### Problem requirements
Each line containing the word "xlabel" must be reported.

### Records for this task
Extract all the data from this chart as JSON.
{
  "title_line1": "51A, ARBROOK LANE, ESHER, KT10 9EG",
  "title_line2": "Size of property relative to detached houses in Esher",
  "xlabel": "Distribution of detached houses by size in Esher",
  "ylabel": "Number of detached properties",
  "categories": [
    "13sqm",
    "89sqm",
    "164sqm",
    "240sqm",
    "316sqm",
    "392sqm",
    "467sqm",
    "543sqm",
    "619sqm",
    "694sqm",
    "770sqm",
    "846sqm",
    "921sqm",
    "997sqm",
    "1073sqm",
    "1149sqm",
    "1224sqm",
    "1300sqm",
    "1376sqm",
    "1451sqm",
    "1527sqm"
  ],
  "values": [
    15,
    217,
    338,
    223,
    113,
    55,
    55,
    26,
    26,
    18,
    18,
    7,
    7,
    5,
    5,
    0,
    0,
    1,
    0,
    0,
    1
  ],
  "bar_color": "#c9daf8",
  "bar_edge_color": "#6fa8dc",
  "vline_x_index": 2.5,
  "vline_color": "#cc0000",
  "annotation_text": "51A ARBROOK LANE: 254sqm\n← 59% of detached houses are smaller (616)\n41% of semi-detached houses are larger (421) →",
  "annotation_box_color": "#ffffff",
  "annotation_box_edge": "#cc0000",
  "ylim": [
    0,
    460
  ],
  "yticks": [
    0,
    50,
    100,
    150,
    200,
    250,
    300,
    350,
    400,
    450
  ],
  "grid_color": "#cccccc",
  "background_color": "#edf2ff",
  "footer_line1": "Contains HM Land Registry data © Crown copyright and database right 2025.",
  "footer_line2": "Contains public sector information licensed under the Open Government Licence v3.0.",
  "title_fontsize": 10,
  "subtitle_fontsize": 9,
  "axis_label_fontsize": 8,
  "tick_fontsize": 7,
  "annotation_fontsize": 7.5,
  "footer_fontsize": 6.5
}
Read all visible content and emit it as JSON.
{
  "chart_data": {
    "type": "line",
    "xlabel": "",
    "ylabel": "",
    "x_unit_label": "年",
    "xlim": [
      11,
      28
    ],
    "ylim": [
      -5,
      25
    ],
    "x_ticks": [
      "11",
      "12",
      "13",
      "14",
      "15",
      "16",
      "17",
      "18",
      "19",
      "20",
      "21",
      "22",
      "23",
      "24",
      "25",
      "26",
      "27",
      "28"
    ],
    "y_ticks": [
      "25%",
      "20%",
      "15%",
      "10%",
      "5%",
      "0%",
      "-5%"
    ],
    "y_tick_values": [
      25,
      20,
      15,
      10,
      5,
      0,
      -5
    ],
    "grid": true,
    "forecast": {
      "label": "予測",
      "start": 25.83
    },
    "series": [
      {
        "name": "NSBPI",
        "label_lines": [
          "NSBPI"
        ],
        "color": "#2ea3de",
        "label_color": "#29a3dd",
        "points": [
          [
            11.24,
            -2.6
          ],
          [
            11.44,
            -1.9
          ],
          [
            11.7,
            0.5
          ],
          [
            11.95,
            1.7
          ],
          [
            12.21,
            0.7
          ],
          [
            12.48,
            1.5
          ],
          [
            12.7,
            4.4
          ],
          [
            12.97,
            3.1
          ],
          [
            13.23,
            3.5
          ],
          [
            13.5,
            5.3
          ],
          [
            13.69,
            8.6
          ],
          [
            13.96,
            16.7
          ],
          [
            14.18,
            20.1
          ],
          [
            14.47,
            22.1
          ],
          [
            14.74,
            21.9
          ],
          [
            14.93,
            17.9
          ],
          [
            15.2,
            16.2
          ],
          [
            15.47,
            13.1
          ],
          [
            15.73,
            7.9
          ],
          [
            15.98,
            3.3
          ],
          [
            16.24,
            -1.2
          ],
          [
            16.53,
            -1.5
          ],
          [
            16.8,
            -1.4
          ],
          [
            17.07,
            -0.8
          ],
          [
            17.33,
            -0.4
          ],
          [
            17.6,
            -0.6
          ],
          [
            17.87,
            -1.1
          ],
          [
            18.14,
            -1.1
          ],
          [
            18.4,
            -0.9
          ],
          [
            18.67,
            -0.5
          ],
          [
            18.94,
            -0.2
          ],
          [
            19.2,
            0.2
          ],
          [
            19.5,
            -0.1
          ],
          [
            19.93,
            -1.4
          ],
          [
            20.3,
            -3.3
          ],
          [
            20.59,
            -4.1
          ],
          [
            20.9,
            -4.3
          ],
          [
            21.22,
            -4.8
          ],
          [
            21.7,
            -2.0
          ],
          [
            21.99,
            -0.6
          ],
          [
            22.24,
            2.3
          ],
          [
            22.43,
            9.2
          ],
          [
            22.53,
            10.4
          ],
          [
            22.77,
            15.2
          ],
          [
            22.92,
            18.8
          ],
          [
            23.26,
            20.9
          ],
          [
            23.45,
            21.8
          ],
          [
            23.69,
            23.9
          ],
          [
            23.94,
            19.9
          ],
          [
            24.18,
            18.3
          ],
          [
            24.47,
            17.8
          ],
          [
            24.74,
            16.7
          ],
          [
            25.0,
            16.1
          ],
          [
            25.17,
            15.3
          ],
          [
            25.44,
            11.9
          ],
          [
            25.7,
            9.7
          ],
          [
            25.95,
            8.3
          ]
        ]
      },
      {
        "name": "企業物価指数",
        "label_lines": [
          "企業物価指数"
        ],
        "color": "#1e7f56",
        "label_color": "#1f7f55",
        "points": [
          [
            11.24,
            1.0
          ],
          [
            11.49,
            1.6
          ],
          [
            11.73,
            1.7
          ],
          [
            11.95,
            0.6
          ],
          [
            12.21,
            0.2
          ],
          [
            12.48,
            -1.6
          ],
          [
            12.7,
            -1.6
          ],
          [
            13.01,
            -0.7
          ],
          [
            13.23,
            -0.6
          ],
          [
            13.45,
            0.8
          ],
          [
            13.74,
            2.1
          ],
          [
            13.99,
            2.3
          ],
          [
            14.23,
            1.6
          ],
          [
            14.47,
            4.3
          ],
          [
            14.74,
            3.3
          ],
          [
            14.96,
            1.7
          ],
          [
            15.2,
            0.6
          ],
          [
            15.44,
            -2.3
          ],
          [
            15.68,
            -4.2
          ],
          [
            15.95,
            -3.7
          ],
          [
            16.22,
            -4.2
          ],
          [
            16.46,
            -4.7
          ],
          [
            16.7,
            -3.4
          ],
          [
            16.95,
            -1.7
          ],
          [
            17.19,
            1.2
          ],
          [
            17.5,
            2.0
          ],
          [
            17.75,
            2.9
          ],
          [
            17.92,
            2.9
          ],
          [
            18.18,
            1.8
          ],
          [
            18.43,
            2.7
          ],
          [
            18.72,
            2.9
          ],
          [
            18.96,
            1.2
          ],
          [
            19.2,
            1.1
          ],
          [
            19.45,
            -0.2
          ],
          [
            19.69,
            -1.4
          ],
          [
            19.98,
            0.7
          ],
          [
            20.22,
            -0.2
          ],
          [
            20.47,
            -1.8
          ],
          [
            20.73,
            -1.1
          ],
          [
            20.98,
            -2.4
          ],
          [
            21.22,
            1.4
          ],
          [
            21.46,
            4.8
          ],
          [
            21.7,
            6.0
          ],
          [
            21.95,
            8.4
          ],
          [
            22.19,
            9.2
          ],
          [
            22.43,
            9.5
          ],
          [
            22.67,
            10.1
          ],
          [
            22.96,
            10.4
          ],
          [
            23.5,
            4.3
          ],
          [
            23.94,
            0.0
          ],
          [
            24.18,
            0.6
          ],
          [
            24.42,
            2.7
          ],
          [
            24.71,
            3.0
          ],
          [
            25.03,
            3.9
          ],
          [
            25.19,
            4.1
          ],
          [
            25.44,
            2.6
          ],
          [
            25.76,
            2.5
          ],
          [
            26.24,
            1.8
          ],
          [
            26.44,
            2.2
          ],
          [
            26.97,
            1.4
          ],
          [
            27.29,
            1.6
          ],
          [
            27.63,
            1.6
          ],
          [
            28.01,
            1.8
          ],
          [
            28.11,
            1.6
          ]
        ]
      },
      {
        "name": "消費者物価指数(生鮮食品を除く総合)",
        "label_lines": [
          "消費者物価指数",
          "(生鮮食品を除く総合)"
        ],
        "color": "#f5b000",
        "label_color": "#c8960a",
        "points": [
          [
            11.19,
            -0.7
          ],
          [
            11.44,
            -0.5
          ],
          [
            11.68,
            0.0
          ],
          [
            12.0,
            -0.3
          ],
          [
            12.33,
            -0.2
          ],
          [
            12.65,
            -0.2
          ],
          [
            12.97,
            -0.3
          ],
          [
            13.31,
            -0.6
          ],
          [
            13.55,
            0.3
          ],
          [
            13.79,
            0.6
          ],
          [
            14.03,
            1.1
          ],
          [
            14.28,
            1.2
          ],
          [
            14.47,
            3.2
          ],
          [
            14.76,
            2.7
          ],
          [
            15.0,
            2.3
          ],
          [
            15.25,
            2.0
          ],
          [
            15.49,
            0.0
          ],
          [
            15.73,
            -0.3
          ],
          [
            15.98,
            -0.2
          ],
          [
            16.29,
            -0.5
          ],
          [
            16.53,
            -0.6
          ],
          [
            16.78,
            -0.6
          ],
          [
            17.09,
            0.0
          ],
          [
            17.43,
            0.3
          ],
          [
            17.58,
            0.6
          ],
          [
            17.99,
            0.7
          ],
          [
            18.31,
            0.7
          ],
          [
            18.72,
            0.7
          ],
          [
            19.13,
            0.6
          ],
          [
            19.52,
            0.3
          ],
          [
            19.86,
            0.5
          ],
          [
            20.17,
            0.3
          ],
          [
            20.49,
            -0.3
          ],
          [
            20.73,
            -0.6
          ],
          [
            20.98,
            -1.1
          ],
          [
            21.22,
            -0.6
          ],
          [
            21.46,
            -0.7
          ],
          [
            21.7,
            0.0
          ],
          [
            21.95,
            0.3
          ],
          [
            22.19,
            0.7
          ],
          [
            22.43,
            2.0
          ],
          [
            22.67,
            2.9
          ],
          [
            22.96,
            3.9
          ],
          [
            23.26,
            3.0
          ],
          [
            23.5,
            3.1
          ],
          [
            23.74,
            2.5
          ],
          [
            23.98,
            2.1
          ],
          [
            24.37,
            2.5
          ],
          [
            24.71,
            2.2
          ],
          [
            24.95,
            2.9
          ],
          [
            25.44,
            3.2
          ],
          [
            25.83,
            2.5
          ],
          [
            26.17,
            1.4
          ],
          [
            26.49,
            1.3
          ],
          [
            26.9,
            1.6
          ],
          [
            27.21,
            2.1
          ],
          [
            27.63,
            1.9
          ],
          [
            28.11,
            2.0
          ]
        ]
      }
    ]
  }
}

### Task response
  "xlabel": "Distribution of detached houses by size in Esher",
    "xlabel": "",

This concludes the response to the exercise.